**Documento de origem**

━━━━━━━━━━━━━━━━

"Vamos comparar governos. Se povo quiser acreditar na mentira, é responsabilidade dele", diz Lula sobre eleições
Presidente afirmou em evento na Bahia que, se depender dele, "os fascistas nunca mais irão governar esse país"; depois, remendou: "De mim, não. De vocês"

Felipe Moraes
O presidente Luiz Inácio Lula da Silva (PT) afirmou nesta quinta-feira (2) que sua campanha à reeleição vai comparar feitos e entregas do atual governo com gestões passadas, "para que no dia que o povo tiver que decidir, ele decida com base na verdade". "Se quiser acreditar na mentira, é responsabilidade dele", falou o mandatário, acrescentando que "essa gente tem que saber que eles vão sofrer muito pra voltar ao governo". "Se depender de mim, os fascistas nunca mais irão governar esse país."
Logo depois, remendou: "[Se depender] de mim, não. De vocês. Vamos todo mundo ficar esperto [sic]", completou. O presidente participou hoje de entregas do Novo PAC na área de mobilidade em Salvador. A cerimônia marcou a despedida do ministro Rui Costa da Casa Civil, dando lugar à secretária-executiva da pasta, Miriam Belchior.
Durante discurso, Lula só fez uma referência direta ao grupo político de Jair Bolsonaro (PL), que tem como pré-candidato presidencial o senador Flávio Bolsonaro (PL-RJ), filho mais velho do ex-mandatário condenado e preso, atualmente em regime domiciliar, por tentativa de golpe de Estado.

━━━━━━━━━━━━━━━━

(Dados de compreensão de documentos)
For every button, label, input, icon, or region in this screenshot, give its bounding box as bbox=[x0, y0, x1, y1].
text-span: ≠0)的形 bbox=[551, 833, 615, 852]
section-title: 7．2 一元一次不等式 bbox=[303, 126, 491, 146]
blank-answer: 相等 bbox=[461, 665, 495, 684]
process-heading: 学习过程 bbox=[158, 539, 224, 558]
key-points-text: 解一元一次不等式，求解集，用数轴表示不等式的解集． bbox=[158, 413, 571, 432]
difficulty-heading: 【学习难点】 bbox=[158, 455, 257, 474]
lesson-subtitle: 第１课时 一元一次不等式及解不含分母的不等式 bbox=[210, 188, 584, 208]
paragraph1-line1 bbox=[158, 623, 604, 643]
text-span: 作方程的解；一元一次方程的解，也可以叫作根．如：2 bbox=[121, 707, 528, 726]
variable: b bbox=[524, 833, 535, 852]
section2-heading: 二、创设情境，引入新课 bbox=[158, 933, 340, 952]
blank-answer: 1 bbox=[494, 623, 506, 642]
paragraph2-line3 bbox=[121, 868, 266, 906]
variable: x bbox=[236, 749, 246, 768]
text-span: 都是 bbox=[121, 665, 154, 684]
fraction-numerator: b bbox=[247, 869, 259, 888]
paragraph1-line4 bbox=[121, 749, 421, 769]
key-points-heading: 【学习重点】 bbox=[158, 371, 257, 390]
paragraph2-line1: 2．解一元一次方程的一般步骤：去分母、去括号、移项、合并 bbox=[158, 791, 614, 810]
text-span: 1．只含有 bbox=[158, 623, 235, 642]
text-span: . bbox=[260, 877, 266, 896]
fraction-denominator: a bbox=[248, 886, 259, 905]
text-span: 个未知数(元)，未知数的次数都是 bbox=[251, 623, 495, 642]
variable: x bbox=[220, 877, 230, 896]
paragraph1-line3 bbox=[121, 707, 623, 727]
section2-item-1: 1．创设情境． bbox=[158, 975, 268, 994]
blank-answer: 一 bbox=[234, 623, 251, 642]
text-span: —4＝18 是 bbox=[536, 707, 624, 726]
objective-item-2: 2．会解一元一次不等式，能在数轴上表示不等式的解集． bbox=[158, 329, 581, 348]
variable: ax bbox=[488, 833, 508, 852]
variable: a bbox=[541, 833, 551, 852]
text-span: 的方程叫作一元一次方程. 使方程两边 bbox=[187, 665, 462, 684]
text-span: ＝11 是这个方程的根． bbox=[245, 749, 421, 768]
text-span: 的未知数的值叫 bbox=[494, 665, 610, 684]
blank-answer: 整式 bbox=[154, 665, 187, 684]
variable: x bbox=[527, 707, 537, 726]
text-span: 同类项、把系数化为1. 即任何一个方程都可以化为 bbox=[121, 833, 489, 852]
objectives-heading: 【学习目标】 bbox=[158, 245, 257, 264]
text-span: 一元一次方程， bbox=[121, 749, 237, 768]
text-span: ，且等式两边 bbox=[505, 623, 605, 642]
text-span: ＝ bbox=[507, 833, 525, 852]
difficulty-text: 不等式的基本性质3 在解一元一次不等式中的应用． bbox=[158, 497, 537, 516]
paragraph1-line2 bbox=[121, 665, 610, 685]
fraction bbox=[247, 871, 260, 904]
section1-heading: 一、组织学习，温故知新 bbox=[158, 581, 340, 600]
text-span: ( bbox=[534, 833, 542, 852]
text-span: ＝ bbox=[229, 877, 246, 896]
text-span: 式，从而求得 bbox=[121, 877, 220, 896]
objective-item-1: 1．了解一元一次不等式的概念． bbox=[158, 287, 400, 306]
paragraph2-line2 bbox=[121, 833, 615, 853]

━━━━━━━━━━━━━━━━

**Tarefas do exercício**
1: Como fica em inglês a frase "O presidente participou hoje de entregas do Novo PAC na área de mobilidade em Salvador." da notícia sobre Lula?
2: Na notícia sobre Lula, reproduza o trecho que começa em "Felipe Moraes" e termina em "pasta, Miriam Belchior.", trocando "cerimônia" por "solenidade".
3: Segundo a notícia sobre Lula, quem assume a Casa Civil no lugar de Rui Costa?
Os registros não são usados aqui.

**Respostas**
1: The president took part today in Novo PAC handovers in the area of mobility in Salvador.

2:
Felipe Moraes
O presidente Luiz Inácio Lula da Silva (PT) afirmou nesta quinta-feira (2) que sua campanha à reeleição vai comparar feitos e entregas do atual governo com gestões passadas, "para que no dia que o povo tiver que decidir, ele decida com base na verdade". "Se quiser acreditar na mentira, é responsabilidade dele", falou o mandatário, acrescentando que "essa gente tem que saber que eles vão sofrer muito pra voltar ao governo". "Se depender de mim, os fascistas nunca mais irão governar esse país."
Logo depois, remendou: "[Se depender] de mim, não. De vocês. Vamos todo mundo ficar esperto [sic]", completou. O presidente participou hoje de entregas do Novo PAC na área de mobilidade em Salvador. A solenidade marcou a despedida do ministro Rui Costa da Casa Civil, dando lugar à secretária-executiva da pasta, Miriam Belchior.

3: A secretária-executiva da pasta, Miriam Belchior.